**What is needed:**
Please give the listing again, word for word, with nothing left out.

**Data shown:**
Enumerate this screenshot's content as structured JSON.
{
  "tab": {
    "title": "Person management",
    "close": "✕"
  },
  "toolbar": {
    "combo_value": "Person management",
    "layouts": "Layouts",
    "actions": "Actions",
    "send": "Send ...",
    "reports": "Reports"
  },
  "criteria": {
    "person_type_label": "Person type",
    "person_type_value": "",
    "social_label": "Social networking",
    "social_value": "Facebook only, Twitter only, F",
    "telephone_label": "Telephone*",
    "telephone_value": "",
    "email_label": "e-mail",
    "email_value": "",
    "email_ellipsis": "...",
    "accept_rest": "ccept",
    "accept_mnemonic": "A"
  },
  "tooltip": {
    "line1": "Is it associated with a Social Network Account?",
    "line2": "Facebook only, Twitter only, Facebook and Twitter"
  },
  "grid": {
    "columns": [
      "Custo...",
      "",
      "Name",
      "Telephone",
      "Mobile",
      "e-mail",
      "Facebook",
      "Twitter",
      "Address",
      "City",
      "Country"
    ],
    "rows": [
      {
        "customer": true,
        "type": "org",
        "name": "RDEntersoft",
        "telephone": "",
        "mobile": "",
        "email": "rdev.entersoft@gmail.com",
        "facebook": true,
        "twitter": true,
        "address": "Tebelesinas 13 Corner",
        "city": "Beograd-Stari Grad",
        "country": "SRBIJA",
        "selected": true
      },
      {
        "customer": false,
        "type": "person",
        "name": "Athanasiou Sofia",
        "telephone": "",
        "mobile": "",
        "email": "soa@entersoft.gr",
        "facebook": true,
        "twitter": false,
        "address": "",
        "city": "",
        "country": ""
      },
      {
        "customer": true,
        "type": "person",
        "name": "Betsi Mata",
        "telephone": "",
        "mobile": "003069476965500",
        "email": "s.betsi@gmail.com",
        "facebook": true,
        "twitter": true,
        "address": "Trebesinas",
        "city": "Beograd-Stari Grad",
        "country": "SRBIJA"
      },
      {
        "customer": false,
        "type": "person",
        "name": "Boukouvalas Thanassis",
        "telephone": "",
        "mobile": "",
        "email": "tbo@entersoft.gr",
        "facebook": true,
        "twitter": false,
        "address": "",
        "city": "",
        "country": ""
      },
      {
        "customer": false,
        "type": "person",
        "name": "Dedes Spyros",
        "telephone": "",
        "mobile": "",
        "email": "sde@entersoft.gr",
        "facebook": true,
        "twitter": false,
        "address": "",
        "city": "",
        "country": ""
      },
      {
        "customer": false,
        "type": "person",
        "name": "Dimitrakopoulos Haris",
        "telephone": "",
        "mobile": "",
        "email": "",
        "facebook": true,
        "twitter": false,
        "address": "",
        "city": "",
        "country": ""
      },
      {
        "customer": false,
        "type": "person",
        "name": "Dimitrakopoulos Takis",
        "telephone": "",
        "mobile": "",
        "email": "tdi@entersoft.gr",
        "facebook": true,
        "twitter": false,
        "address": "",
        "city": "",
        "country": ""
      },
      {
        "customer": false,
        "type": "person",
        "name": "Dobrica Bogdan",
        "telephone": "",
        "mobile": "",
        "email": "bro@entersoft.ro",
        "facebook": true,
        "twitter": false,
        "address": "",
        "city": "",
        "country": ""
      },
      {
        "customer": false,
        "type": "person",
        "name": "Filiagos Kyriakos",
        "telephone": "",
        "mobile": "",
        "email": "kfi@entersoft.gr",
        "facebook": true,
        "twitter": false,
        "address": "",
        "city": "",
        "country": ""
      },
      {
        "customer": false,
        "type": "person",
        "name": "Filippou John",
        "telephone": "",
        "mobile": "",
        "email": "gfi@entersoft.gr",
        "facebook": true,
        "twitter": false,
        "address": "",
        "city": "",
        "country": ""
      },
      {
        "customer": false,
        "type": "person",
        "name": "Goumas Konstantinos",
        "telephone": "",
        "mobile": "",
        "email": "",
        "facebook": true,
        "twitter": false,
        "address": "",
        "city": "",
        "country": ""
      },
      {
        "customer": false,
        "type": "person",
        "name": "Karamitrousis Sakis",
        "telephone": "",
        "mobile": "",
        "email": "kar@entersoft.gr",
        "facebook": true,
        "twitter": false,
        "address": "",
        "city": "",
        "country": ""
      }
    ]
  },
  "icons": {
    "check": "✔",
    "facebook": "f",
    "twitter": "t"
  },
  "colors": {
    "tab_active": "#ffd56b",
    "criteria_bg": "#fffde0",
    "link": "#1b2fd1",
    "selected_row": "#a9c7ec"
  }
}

**Final result:**
Enumerate this screenshot's content as structured JSON.
{
  "tab": {
    "title": "Person management",
    "close": "✕"
  },
  "toolbar": {
    "combo_value": "Person management",
    "layouts": "Layouts",
    "actions": "Actions",
    "send": "Send ...",
    "reports": "Reports"
  },
  "criteria": {
    "person_type_label": "Person type",
    "person_type_value": "",
    "social_label": "Social networking",
    "social_value": "Facebook only, Twitter only, F",
    "telephone_label": "Telephone*",
    "telephone_value": "",
    "email_label": "e-mail",
    "email_value": "",
    "email_ellipsis": "...",
    "accept_rest": "ccept",
    "accept_mnemonic": "A"
  },
  "tooltip": {
    "line1": "Is it associated with a Social Network Account?",
    "line2": "Facebook only, Twitter only, Facebook and Twitter"
  },
  "grid": {
    "columns": [
      "Custo...",
      "",
      "Name",
      "Telephone",
      "Mobile",
      "e-mail",
      "Facebook",
      "Twitter",
      "Address",
      "City",
      "Country"
    ],
    "rows": [
      {
        "customer": true,
        "type": "org",
        "name": "RDEntersoft",
        "telephone": "",
        "mobile": "",
        "email": "rdev.entersoft@gmail.com",
        "facebook": true,
        "twitter": true,
        "address": "Tebelesinas 13 Corner",
        "city": "Beograd-Stari Grad",
        "country": "SRBIJA",
        "selected": true
      },
      {
        "customer": false,
        "type": "person",
        "name": "Athanasiou Sofia",
        "telephone": "",
        "mobile": "",
        "email": "soa@entersoft.gr",
        "facebook": true,
        "twitter": false,
        "address": "",
        "city": "",
        "country": ""
      },
      {
        "customer": true,
        "type": "person",
        "name": "Betsi Mata",
        "telephone": "",
        "mobile": "003069476965500",
        "email": "s.betsi@gmail.com",
        "facebook": true,
        "twitter": true,
        "address": "Trebesinas",
        "city": "Beograd-Stari Grad",
        "country": "SRBIJA"
      },
      {
        "customer": false,
        "type": "person",
        "name": "Boukouvalas Thanassis",
        "telephone": "",
        "mobile": "",
        "email": "tbo@entersoft.gr",
        "facebook": true,
        "twitter": false,
        "address": "",
        "city": "",
        "country": ""
      },
      {
        "customer": false,
        "type": "person",
        "name": "Dedes Spyros",
        "telephone": "",
        "mobile": "",
        "email": "sde@entersoft.gr",
        "facebook": true,
        "twitter": false,
        "address": "",
        "city": "",
        "country": ""
      },
      {
        "customer": false,
        "type": "person",
        "name": "Dimitrakopoulos Haris",
        "telephone": "",
        "mobile": "",
        "email": "",
        "facebook": true,
        "twitter": false,
        "address": "",
        "city": "",
        "country": ""
      },
      {
        "customer": false,
        "type": "person",
        "name": "Dimitrakopoulos Takis",
        "telephone": "",
        "mobile": "",
        "email": "tdi@entersoft.gr",
        "facebook": true,
        "twitter": false,
        "address": "",
        "city": "",
        "country": ""
      },
      {
        "customer": false,
        "type": "person",
        "name": "Dobrica Bogdan",
        "telephone": "",
        "mobile": "",
        "email": "bro@entersoft.ro",
        "facebook": true,
        "twitter": false,
        "address": "",
        "city": "",
        "country": ""
      },
      {
        "customer": false,
        "type": "person",
        "name": "Filiagos Kyriakos",
        "telephone": "",
        "mobile": "",
        "email": "kfi@entersoft.gr",
        "facebook": true,
        "twitter": false,
        "address": "",
        "city": "",
        "country": ""
      },
      {
        "customer": false,
        "type": "person",
        "name": "Filippou John",
        "telephone": "",
        "mobile": "",
        "email": "gfi@entersoft.gr",
        "facebook": true,
        "twitter": false,
        "address": "",
        "city": "",
        "country": ""
      },
      {
        "customer": false,
        "type": "person",
        "name": "Goumas Konstantinos",
        "telephone": "",
        "mobile": "",
        "email": "",
        "facebook": true,
        "twitter": false,
        "address": "",
        "city": "",
        "country": ""
      },
      {
        "customer": false,
        "type": "person",
        "name": "Karamitrousis Sakis",
        "telephone": "",
        "mobile": "",
        "email": "kar@entersoft.gr",
        "facebook": true,
        "twitter": false,
        "address": "",
        "city": "",
        "country": ""
      }
    ]
  },
  "icons": {
    "check": "✔",
    "facebook": "f",
    "twitter": "t"
  },
  "colors": {
    "tab_active": "#ffd56b",
    "criteria_bg": "#fffde0",
    "link": "#1b2fd1",
    "selected_row": "#a9c7ec"
  }
}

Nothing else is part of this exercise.